## [Exercise task]
Copy every line that mentions the word "Wrocławia".

Data entries:
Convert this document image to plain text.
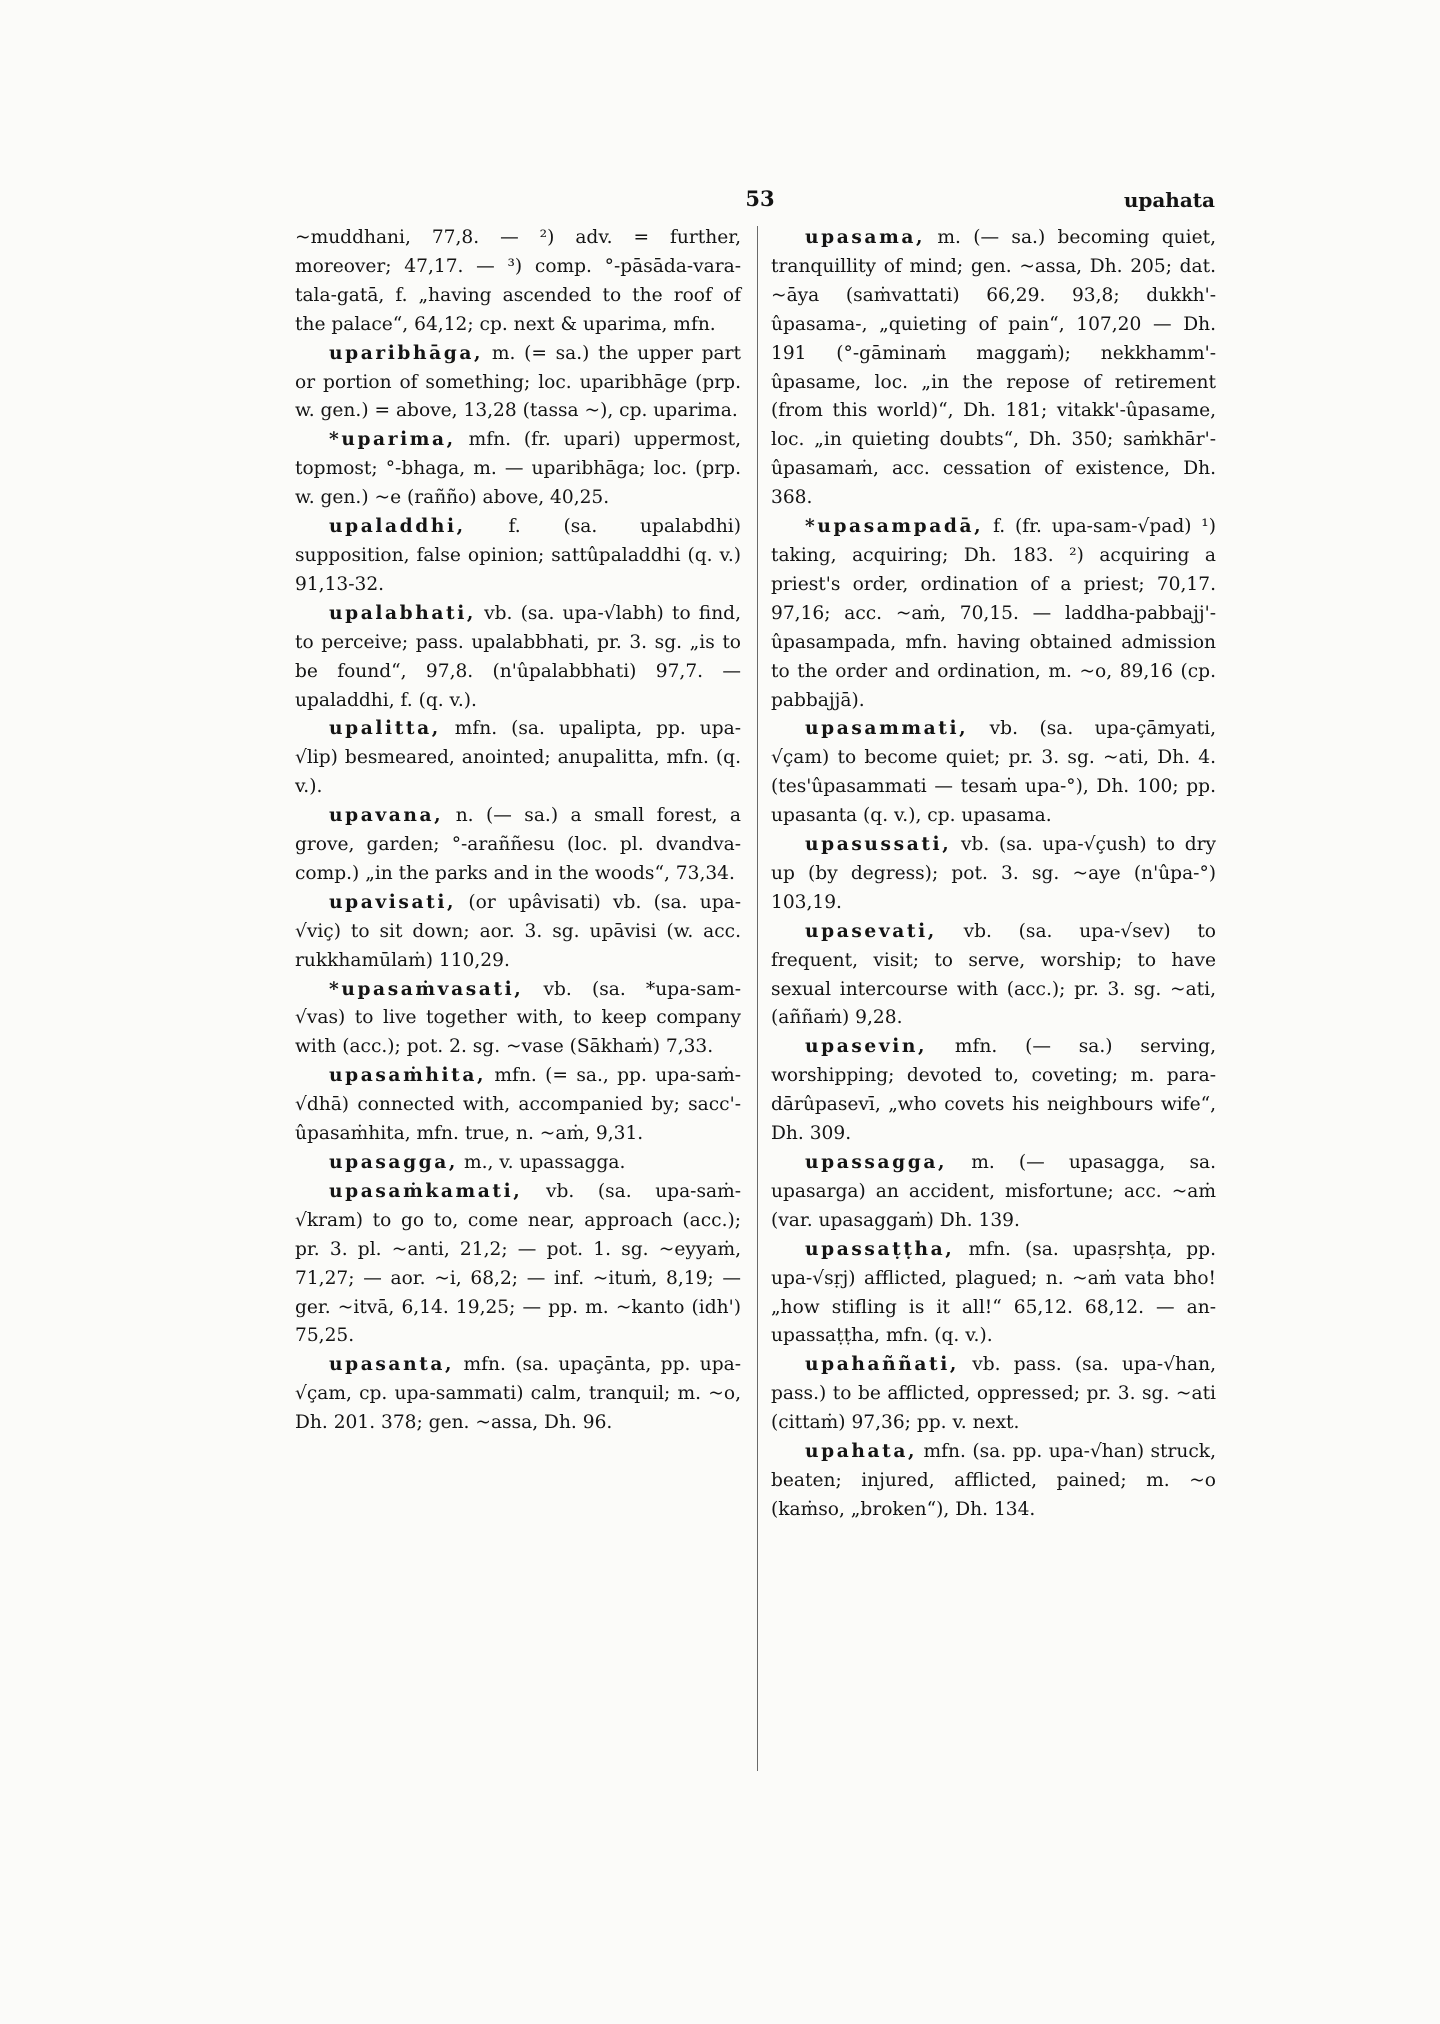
53	upahata
~muddhani, 77,8. — ²) adv. = further, moreover; 47,17. — ³) comp. °-pāsāda-vara-tala-gatā, f. „having ascended to the roof of the palace“, 64,12; cp. next & uparima, mfn.
uparibhāga, m. (= sa.) the upper part or portion of something; loc. uparibhāge (prp. w. gen.) = above, 13,28 (tassa ~), cp. uparima.
*uparima, mfn. (fr. upari) uppermost, topmost; °-bhaga, m. — uparibhāga; loc. (prp. w. gen.) ~e (rañño) above, 40,25.
upaladdhi, f. (sa. upalabdhi) supposition, false opinion; sattûpaladdhi (q. v.) 91,13-32.
upalabhati, vb. (sa. upa-√labh) to find, to perceive; pass. upalabbhati, pr. 3. sg. „is to be found“, 97,8. (n'ûpalabbhati) 97,7. — upaladdhi, f. (q. v.).
upalitta, mfn. (sa. upalipta, pp. upa-√lip) besmeared, anointed; anupalitta, mfn. (q. v.).
upavana, n. (— sa.) a small forest, a grove, garden; °-araññesu (loc. pl. dvandva-comp.) „in the parks and in the woods“, 73,34.
upavisati, (or upâvisati) vb. (sa. upa-√viç) to sit down; aor. 3. sg. upāvisi (w. acc. rukkhamūlaṁ) 110,29.
*upasaṁvasati, vb. (sa. *upa-sam-√vas) to live together with, to keep company with (acc.); pot. 2. sg. ~vase (Sākhaṁ) 7,33.
upasaṁhita, mfn. (= sa., pp. upa-saṁ-√dhā) connected with, accompanied by; sacc'-ûpasaṁhita, mfn. true, n. ~aṁ, 9,31.
upasagga, m., v. upassagga.
upasaṁkamati, vb. (sa. upa-saṁ-√kram) to go to, come near, approach (acc.); pr. 3. pl. ~anti, 21,2; — pot. 1. sg. ~eyyaṁ, 71,27; — aor. ~i, 68,2; — inf. ~ituṁ, 8,19; — ger. ~itvā, 6,14. 19,25; — pp. m. ~kanto (idh') 75,25.
upasanta, mfn. (sa. upaçānta, pp. upa-√çam, cp. upa-sammati) calm, tranquil; m. ~o, Dh. 201. 378; gen. ~assa, Dh. 96.
upasama, m. (— sa.) becoming quiet, tranquillity of mind; gen. ~assa, Dh. 205; dat. ~āya (saṁvattati) 66,29. 93,8; dukkh'-ûpasama-, „quieting of pain“, 107,20 — Dh. 191 (°-gāminaṁ maggaṁ); nekkhamm'-ûpasame, loc. „in the repose of retirement (from this world)“, Dh. 181; vitakk'-ûpasame, loc. „in quieting doubts“, Dh. 350; saṁkhār'-ûpasamaṁ, acc. cessation of existence, Dh. 368.
*upasampadā, f. (fr. upa-sam-√pad) ¹) taking, acquiring; Dh. 183. ²) acquiring a priest's order, ordination of a priest; 70,17. 97,16; acc. ~aṁ, 70,15. — laddha-pabbajj'-ûpasampada, mfn. having obtained admission to the order and ordination, m. ~o, 89,16 (cp. pabbajjā).
upasammati, vb. (sa. upa-çāmyati, √çam) to become quiet; pr. 3. sg. ~ati, Dh. 4. (tes'ûpasammati — tesaṁ upa-°), Dh. 100; pp. upasanta (q. v.), cp. upasama.
upasussati, vb. (sa. upa-√çush) to dry up (by degress); pot. 3. sg. ~aye (n'ûpa-°) 103,19.
upasevati, vb. (sa. upa-√sev) to frequent, visit; to serve, worship; to have sexual intercourse with (acc.); pr. 3. sg. ~ati, (aññaṁ) 9,28.
upasevin, mfn. (— sa.) serving, worshipping; devoted to, coveting; m. para-dārûpasevī, „who covets his neighbours wife“, Dh. 309.
upassagga, m. (— upasagga, sa. upasarga) an accident, misfortune; acc. ~aṁ (var. upasaggaṁ) Dh. 139.
upassaṭṭha, mfn. (sa. upasṛshṭa, pp. upa-√sṛj) afflicted, plagued; n. ~aṁ vata bho! „how stifling is it all!“ 65,12. 68,12. — an-upassaṭṭha, mfn. (q. v.).
upahaññati, vb. pass. (sa. upa-√han, pass.) to be afflicted, oppressed; pr. 3. sg. ~ati (cittaṁ) 97,36; pp. v. next.
upahata, mfn. (sa. pp. upa-√han) struck, beaten; injured, afflicted, pained; m. ~o (kaṁso, „broken“), Dh. 134.
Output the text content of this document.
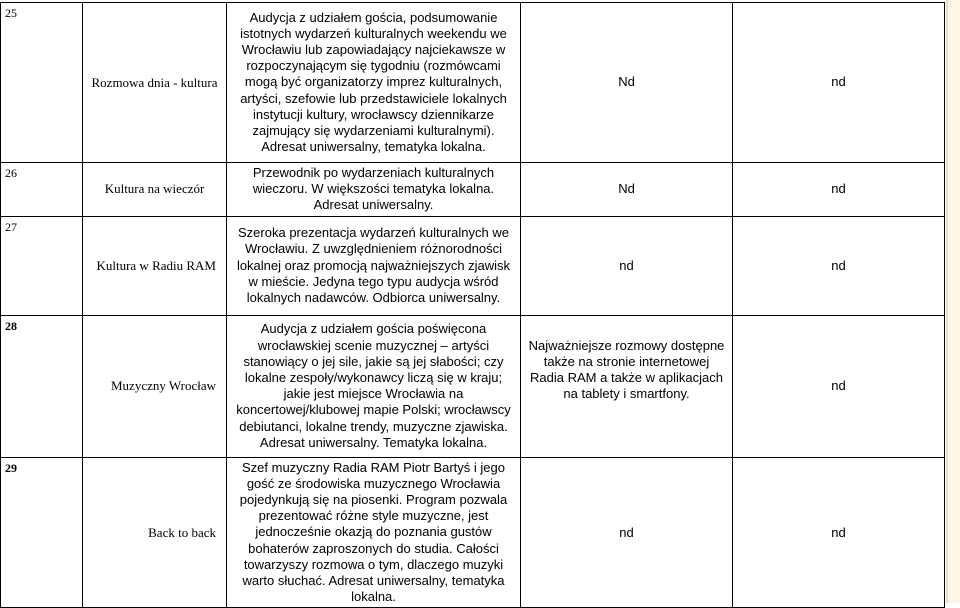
25	Rozmowa dnia - kultura	Audycja z udziałem gościa, podsumowanie istotnych wydarzeń kulturalnych weekendu we Wrocławiu lub zapowiadający najciekawsze w rozpoczynającym się tygodniu (rozmówcami mogą być organizatorzy imprez kulturalnych, artyści, szefowie lub przedstawiciele lokalnych instytucji kultury, wrocławscy dziennikarze zajmujący się wydarzeniami kulturalnymi). Adresat uniwersalny, tematyka lokalna.	Nd	nd

26	Kultura na wieczór	Przewodnik po wydarzeniach kulturalnych wieczoru. W większości tematyka lokalna. Adresat uniwersalny.	Nd	nd

27	Kultura w Radiu RAM	Szeroka prezentacja wydarzeń kulturalnych we Wrocławiu. Z uwzględnieniem różnorodności lokalnej oraz promocją najważniejszych zjawisk w mieście. Jedyna tego typu audycja wśród lokalnych nadawców. Odbiorca uniwersalny.	nd	nd

28	Muzyczny Wrocław	Audycja z udziałem gościa poświęcona wrocławskiej scenie muzycznej – artyści stanowiący o jej sile, jakie są jej słabości; czy lokalne zespoły/wykonawcy liczą się w kraju; jakie jest miejsce Wrocławia na koncertowej/klubowej mapie Polski; wrocławscy debiutanci, lokalne trendy, muzyczne zjawiska. Adresat uniwersalny. Tematyka lokalna.	Najważniejsze rozmowy dostępne także na stronie internetowej Radia RAM a także w aplikacjach na tablety i smartfony.	nd

29	Back to back	Szef muzyczny Radia RAM Piotr Bartyś i jego gość ze środowiska muzycznego Wrocławia pojedynkują się na piosenki. Program pozwala prezentować różne style muzyczne, jest jednocześnie okazją do poznania gustów bohaterów zaproszonych do studia. Całości towarzyszy rozmowa o tym, dlaczego muzyki warto słuchać. Adresat uniwersalny, tematyka lokalna.	nd	nd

## [Completed exercise]
28	Muzyczny Wrocław	Audycja z udziałem gościa poświęcona wrocławskiej scenie muzycznej – artyści stanowiący o jej sile, jakie są jej słabości; czy lokalne zespoły/wykonawcy liczą się w kraju; jakie jest miejsce Wrocławia na koncertowej/klubowej mapie Polski; wrocławscy debiutanci, lokalne trendy, muzyczne zjawiska. Adresat uniwersalny. Tematyka lokalna.	Najważniejsze rozmowy dostępne także na stronie internetowej Radia RAM a także w aplikacjach na tablety i smartfony.	nd
29	Back to back	Szef muzyczny Radia RAM Piotr Bartyś i jego gość ze środowiska muzycznego Wrocławia pojedynkują się na piosenki. Program pozwala prezentować różne style muzyczne, jest jednocześnie okazją do poznania gustów bohaterów zaproszonych do studia. Całości towarzyszy rozmowa o tym, dlaczego muzyki warto słuchać. Adresat uniwersalny, tematyka lokalna.	nd	nd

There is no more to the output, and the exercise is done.